Start of RECORDS PROVIDED

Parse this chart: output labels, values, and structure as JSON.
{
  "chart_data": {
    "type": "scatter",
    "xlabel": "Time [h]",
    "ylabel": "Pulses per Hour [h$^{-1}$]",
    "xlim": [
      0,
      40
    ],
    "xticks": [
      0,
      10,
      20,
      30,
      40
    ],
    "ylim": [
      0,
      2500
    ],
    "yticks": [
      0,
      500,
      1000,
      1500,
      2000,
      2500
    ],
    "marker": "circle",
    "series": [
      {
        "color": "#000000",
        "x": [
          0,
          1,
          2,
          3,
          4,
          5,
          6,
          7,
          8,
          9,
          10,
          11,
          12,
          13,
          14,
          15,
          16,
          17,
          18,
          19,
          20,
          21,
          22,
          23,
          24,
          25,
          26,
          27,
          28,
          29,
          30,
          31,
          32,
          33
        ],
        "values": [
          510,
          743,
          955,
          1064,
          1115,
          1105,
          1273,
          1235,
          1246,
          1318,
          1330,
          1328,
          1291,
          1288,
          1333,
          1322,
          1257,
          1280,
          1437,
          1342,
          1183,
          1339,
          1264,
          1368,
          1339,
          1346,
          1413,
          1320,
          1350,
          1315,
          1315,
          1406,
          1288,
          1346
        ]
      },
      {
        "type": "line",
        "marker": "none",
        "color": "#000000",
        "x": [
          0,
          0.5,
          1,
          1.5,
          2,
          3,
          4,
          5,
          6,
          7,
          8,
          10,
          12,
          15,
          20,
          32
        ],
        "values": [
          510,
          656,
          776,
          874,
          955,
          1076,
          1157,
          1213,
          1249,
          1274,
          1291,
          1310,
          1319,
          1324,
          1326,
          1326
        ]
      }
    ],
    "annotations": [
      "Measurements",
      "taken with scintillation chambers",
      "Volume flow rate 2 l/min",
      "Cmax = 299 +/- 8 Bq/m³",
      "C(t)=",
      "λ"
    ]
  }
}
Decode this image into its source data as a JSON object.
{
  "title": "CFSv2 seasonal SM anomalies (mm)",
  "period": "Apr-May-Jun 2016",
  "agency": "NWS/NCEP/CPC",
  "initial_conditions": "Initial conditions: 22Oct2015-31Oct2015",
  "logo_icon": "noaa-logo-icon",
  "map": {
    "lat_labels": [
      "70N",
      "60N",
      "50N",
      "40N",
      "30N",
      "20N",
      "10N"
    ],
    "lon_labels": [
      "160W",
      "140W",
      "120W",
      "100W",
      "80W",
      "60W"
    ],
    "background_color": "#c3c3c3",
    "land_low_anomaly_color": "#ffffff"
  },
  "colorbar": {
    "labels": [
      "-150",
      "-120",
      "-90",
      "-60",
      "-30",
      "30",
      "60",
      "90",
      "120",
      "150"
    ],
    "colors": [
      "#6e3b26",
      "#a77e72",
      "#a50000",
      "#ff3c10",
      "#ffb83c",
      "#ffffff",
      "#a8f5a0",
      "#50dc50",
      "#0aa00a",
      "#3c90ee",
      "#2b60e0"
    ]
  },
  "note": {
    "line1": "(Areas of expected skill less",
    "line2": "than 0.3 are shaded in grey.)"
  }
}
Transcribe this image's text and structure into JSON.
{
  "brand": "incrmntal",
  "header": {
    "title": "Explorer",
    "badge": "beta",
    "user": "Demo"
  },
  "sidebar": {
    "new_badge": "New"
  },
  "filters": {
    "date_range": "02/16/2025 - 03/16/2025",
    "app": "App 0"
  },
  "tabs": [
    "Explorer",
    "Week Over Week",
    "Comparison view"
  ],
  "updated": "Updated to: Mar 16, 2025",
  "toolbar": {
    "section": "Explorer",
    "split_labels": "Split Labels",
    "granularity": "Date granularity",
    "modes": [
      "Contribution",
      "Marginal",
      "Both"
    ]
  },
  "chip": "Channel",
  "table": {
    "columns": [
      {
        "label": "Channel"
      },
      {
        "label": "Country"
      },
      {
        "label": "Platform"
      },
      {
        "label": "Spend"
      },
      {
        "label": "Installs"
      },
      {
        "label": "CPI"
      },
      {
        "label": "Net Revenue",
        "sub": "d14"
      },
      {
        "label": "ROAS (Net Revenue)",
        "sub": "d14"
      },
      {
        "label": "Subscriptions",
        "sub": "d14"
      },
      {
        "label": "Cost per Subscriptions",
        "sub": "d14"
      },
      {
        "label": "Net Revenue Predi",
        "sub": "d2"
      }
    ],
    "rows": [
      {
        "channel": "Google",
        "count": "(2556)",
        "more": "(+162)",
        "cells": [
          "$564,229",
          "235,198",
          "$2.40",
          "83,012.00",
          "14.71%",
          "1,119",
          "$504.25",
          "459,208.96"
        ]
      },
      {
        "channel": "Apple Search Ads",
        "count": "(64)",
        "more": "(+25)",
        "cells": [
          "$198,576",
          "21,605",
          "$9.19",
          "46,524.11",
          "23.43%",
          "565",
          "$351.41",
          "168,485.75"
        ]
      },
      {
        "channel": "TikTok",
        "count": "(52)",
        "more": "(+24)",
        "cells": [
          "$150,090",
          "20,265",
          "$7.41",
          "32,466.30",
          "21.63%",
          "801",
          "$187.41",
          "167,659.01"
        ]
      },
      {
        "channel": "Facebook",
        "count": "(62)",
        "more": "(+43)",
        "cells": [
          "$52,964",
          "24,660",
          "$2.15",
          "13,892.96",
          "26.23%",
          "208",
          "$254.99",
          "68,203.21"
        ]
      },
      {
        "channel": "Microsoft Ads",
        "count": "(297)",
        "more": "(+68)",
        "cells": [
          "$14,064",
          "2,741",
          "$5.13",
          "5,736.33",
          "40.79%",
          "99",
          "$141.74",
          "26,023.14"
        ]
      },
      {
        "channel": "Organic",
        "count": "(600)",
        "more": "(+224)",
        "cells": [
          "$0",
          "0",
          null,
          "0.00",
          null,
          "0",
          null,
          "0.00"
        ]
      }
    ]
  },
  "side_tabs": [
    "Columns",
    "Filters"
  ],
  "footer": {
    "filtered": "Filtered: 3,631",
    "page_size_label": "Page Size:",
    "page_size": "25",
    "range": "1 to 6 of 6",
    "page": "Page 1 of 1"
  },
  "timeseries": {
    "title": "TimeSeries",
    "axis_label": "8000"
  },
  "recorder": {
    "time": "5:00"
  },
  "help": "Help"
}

End of RECORDS PROVIDED

→ WHAT IS ASKED: Print all the data exactly.

→ WRITTEN SOLUTION:
Parse this chart: output labels, values, and structure as JSON.
{
  "chart_data": {
    "type": "scatter",
    "xlabel": "Time [h]",
    "ylabel": "Pulses per Hour [h$^{-1}$]",
    "xlim": [
      0,
      40
    ],
    "xticks": [
      0,
      10,
      20,
      30,
      40
    ],
    "ylim": [
      0,
      2500
    ],
    "yticks": [
      0,
      500,
      1000,
      1500,
      2000,
      2500
    ],
    "marker": "circle",
    "series": [
      {
        "color": "#000000",
        "x": [
          0,
          1,
          2,
          3,
          4,
          5,
          6,
          7,
          8,
          9,
          10,
          11,
          12,
          13,
          14,
          15,
          16,
          17,
          18,
          19,
          20,
          21,
          22,
          23,
          24,
          25,
          26,
          27,
          28,
          29,
          30,
          31,
          32,
          33
        ],
        "values": [
          510,
          743,
          955,
          1064,
          1115,
          1105,
          1273,
          1235,
          1246,
          1318,
          1330,
          1328,
          1291,
          1288,
          1333,
          1322,
          1257,
          1280,
          1437,
          1342,
          1183,
          1339,
          1264,
          1368,
          1339,
          1346,
          1413,
          1320,
          1350,
          1315,
          1315,
          1406,
          1288,
          1346
        ]
      },
      {
        "type": "line",
        "marker": "none",
        "color": "#000000",
        "x": [
          0,
          0.5,
          1,
          1.5,
          2,
          3,
          4,
          5,
          6,
          7,
          8,
          10,
          12,
          15,
          20,
          32
        ],
        "values": [
          510,
          656,
          776,
          874,
          955,
          1076,
          1157,
          1213,
          1249,
          1274,
          1291,
          1310,
          1319,
          1324,
          1326,
          1326
        ]
      }
    ],
    "annotations": [
      "Measurements",
      "taken with scintillation chambers",
      "Volume flow rate 2 l/min",
      "Cmax = 299 +/- 8 Bq/m³",
      "C(t)=",
      "λ"
    ]
  }
}
Decode this image into its source data as a JSON object.
{
  "title": "CFSv2 seasonal SM anomalies (mm)",
  "period": "Apr-May-Jun 2016",
  "agency": "NWS/NCEP/CPC",
  "initial_conditions": "Initial conditions: 22Oct2015-31Oct2015",
  "logo_icon": "noaa-logo-icon",
  "map": {
    "lat_labels": [
      "70N",
      "60N",
      "50N",
      "40N",
      "30N",
      "20N",
      "10N"
    ],
    "lon_labels": [
      "160W",
      "140W",
      "120W",
      "100W",
      "80W",
      "60W"
    ],
    "background_color": "#c3c3c3",
    "land_low_anomaly_color": "#ffffff"
  },
  "colorbar": {
    "labels": [
      "-150",
      "-120",
      "-90",
      "-60",
      "-30",
      "30",
      "60",
      "90",
      "120",
      "150"
    ],
    "colors": [
      "#6e3b26",
      "#a77e72",
      "#a50000",
      "#ff3c10",
      "#ffb83c",
      "#ffffff",
      "#a8f5a0",
      "#50dc50",
      "#0aa00a",
      "#3c90ee",
      "#2b60e0"
    ]
  },
  "note": {
    "line1": "(Areas of expected skill less",
    "line2": "than 0.3 are shaded in grey.)"
  }
}
Transcribe this image's text and structure into JSON.
{
  "brand": "incrmntal",
  "header": {
    "title": "Explorer",
    "badge": "beta",
    "user": "Demo"
  },
  "sidebar": {
    "new_badge": "New"
  },
  "filters": {
    "date_range": "02/16/2025 - 03/16/2025",
    "app": "App 0"
  },
  "tabs": [
    "Explorer",
    "Week Over Week",
    "Comparison view"
  ],
  "updated": "Updated to: Mar 16, 2025",
  "toolbar": {
    "section": "Explorer",
    "split_labels": "Split Labels",
    "granularity": "Date granularity",
    "modes": [
      "Contribution",
      "Marginal",
      "Both"
    ]
  },
  "chip": "Channel",
  "table": {
    "columns": [
      {
        "label": "Channel"
      },
      {
        "label": "Country"
      },
      {
        "label": "Platform"
      },
      {
        "label": "Spend"
      },
      {
        "label": "Installs"
      },
      {
        "label": "CPI"
      },
      {
        "label": "Net Revenue",
        "sub": "d14"
      },
      {
        "label": "ROAS (Net Revenue)",
        "sub": "d14"
      },
      {
        "label": "Subscriptions",
        "sub": "d14"
      },
      {
        "label": "Cost per Subscriptions",
        "sub": "d14"
      },
      {
        "label": "Net Revenue Predi",
        "sub": "d2"
      }
    ],
    "rows": [
      {
        "channel": "Google",
        "count": "(2556)",
        "more": "(+162)",
        "cells": [
          "$564,229",
          "235,198",
          "$2.40",
          "83,012.00",
          "14.71%",
          "1,119",
          "$504.25",
          "459,208.96"
        ]
      },
      {
        "channel": "Apple Search Ads",
        "count": "(64)",
        "more": "(+25)",
        "cells": [
          "$198,576",
          "21,605",
          "$9.19",
          "46,524.11",
          "23.43%",
          "565",
          "$351.41",
          "168,485.75"
        ]
      },
      {
        "channel": "TikTok",
        "count": "(52)",
        "more": "(+24)",
        "cells": [
          "$150,090",
          "20,265",
          "$7.41",
          "32,466.30",
          "21.63%",
          "801",
          "$187.41",
          "167,659.01"
        ]
      },
      {
        "channel": "Facebook",
        "count": "(62)",
        "more": "(+43)",
        "cells": [
          "$52,964",
          "24,660",
          "$2.15",
          "13,892.96",
          "26.23%",
          "208",
          "$254.99",
          "68,203.21"
        ]
      },
      {
        "channel": "Microsoft Ads",
        "count": "(297)",
        "more": "(+68)",
        "cells": [
          "$14,064",
          "2,741",
          "$5.13",
          "5,736.33",
          "40.79%",
          "99",
          "$141.74",
          "26,023.14"
        ]
      },
      {
        "channel": "Organic",
        "count": "(600)",
        "more": "(+224)",
        "cells": [
          "$0",
          "0",
          null,
          "0.00",
          null,
          "0",
          null,
          "0.00"
        ]
      }
    ]
  },
  "side_tabs": [
    "Columns",
    "Filters"
  ],
  "footer": {
    "filtered": "Filtered: 3,631",
    "page_size_label": "Page Size:",
    "page_size": "25",
    "range": "1 to 6 of 6",
    "page": "Page 1 of 1"
  },
  "timeseries": {
    "title": "TimeSeries",
    "axis_label": "8000"
  },
  "recorder": {
    "time": "5:00"
  },
  "help": "Help"
}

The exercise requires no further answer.